• Your goal
Show each line that has the string "time" in it.

• Data supplied
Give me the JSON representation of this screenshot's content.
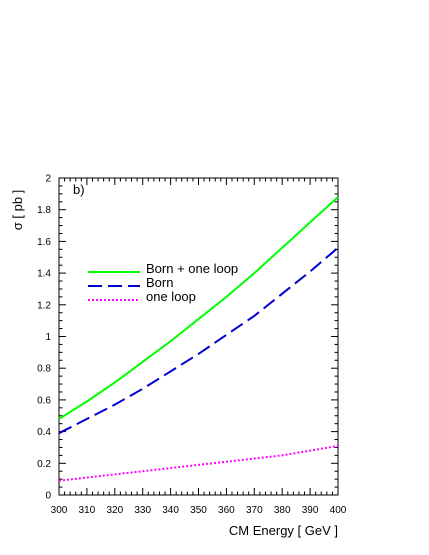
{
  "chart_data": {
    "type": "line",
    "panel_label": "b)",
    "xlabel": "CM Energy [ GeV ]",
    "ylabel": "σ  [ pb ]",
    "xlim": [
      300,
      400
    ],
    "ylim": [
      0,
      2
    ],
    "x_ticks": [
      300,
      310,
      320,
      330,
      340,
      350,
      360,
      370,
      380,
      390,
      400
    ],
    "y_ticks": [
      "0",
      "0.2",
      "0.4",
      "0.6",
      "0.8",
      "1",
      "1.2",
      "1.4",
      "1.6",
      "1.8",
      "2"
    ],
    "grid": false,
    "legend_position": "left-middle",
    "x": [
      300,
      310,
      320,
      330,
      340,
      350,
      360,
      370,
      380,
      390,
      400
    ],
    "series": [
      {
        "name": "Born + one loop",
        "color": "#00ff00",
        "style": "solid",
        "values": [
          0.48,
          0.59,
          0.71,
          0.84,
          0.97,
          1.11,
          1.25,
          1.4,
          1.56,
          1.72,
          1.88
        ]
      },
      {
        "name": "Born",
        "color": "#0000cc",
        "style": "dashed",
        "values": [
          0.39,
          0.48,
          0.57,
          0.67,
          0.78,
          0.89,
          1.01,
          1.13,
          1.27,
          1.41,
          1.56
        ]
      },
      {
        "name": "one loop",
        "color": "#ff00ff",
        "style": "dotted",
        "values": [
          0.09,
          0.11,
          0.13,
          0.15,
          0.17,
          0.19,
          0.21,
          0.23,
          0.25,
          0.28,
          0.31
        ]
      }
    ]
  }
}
==
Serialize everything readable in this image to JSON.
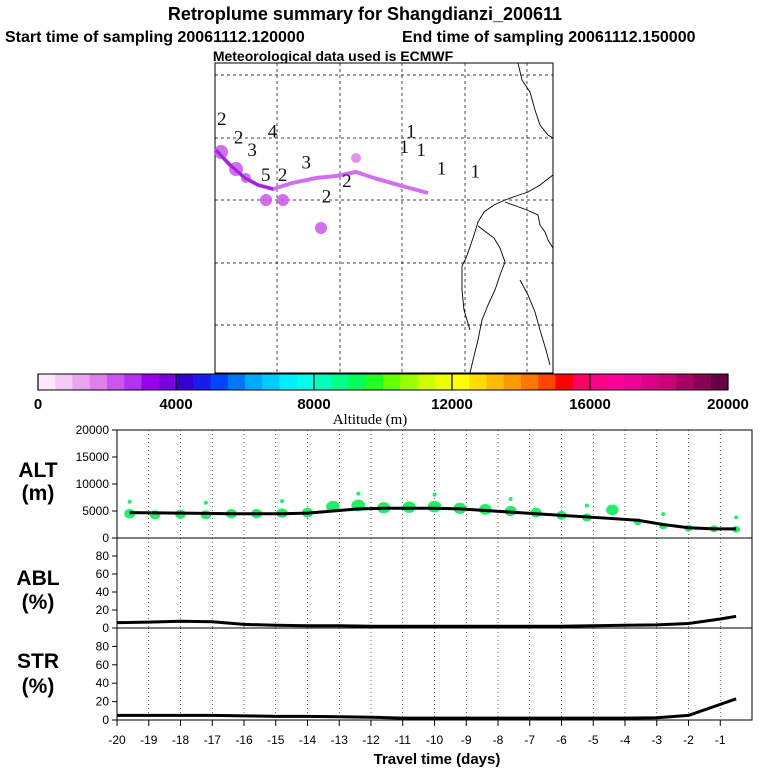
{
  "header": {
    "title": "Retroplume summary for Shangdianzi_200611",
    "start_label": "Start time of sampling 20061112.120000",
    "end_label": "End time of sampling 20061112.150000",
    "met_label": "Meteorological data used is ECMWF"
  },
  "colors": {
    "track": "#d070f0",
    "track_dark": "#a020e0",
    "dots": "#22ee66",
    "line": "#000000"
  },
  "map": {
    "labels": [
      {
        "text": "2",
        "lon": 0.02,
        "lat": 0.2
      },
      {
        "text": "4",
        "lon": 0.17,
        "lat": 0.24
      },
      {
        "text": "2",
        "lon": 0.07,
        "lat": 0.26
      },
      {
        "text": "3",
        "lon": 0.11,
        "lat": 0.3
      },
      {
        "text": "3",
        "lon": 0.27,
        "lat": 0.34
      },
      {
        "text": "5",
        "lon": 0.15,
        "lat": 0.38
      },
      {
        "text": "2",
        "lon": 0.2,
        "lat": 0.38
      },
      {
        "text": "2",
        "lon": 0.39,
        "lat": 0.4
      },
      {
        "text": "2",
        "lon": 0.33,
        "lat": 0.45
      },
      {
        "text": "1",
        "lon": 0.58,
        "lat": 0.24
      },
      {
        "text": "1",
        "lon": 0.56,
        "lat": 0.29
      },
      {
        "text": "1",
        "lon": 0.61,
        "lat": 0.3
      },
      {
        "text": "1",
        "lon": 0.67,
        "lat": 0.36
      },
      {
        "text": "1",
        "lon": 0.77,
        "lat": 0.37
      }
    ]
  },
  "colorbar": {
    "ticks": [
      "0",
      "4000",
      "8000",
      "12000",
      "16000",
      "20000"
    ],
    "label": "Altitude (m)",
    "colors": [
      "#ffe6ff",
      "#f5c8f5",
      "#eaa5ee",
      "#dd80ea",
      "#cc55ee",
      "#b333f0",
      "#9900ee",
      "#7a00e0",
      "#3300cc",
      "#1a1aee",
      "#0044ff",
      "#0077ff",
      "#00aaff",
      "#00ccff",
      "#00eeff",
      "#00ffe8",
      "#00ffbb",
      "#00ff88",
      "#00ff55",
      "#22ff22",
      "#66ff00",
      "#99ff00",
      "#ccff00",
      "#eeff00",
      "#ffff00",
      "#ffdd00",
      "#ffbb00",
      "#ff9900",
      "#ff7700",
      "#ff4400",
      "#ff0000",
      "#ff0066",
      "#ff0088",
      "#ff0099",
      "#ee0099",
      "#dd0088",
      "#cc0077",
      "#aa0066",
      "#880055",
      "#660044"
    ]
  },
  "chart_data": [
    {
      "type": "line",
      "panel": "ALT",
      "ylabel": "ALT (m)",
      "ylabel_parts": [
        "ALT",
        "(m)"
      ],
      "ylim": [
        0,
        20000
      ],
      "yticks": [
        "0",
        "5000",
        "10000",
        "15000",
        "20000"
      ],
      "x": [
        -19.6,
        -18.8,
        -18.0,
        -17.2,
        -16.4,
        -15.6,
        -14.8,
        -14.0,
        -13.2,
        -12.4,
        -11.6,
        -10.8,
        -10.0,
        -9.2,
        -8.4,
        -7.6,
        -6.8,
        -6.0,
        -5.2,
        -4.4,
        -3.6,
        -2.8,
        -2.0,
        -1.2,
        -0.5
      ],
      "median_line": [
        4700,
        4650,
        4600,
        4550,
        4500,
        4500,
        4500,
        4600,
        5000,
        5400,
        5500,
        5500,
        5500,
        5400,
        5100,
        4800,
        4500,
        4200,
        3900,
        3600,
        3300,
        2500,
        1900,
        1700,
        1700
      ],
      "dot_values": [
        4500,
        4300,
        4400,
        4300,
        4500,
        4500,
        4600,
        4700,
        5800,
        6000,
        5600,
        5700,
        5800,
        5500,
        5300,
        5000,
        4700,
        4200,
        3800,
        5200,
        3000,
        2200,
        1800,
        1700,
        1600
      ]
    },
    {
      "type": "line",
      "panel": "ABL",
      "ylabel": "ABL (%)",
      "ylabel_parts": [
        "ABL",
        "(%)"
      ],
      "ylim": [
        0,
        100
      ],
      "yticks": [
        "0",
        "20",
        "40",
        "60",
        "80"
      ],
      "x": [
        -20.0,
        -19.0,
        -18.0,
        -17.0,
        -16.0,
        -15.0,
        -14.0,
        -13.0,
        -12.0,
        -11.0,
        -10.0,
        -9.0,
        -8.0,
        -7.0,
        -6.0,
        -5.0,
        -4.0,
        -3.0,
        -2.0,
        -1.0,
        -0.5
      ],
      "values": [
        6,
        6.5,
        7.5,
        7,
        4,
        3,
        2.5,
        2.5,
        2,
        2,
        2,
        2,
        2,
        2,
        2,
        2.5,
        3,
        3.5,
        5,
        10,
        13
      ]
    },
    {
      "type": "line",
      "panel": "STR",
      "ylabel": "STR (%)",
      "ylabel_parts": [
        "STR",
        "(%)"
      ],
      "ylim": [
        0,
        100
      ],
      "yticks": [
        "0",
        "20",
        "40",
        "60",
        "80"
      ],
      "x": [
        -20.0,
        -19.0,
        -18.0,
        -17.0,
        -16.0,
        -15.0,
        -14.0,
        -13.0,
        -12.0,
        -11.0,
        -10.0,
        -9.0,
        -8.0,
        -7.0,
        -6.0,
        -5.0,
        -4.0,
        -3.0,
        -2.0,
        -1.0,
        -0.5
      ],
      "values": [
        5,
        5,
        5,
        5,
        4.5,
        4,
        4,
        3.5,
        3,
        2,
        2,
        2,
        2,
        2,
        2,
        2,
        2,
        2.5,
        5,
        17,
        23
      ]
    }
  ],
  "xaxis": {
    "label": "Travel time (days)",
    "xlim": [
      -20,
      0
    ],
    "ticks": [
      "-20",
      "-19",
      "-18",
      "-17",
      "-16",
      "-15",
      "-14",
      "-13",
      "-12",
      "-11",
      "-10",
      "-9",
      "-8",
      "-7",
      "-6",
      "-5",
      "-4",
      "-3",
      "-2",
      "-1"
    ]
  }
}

• Task answer
    "start_label": "Start time of sampling 20061112.120000",
    "end_label": "End time of sampling 20061112.150000",
    "label": "Travel time (days)",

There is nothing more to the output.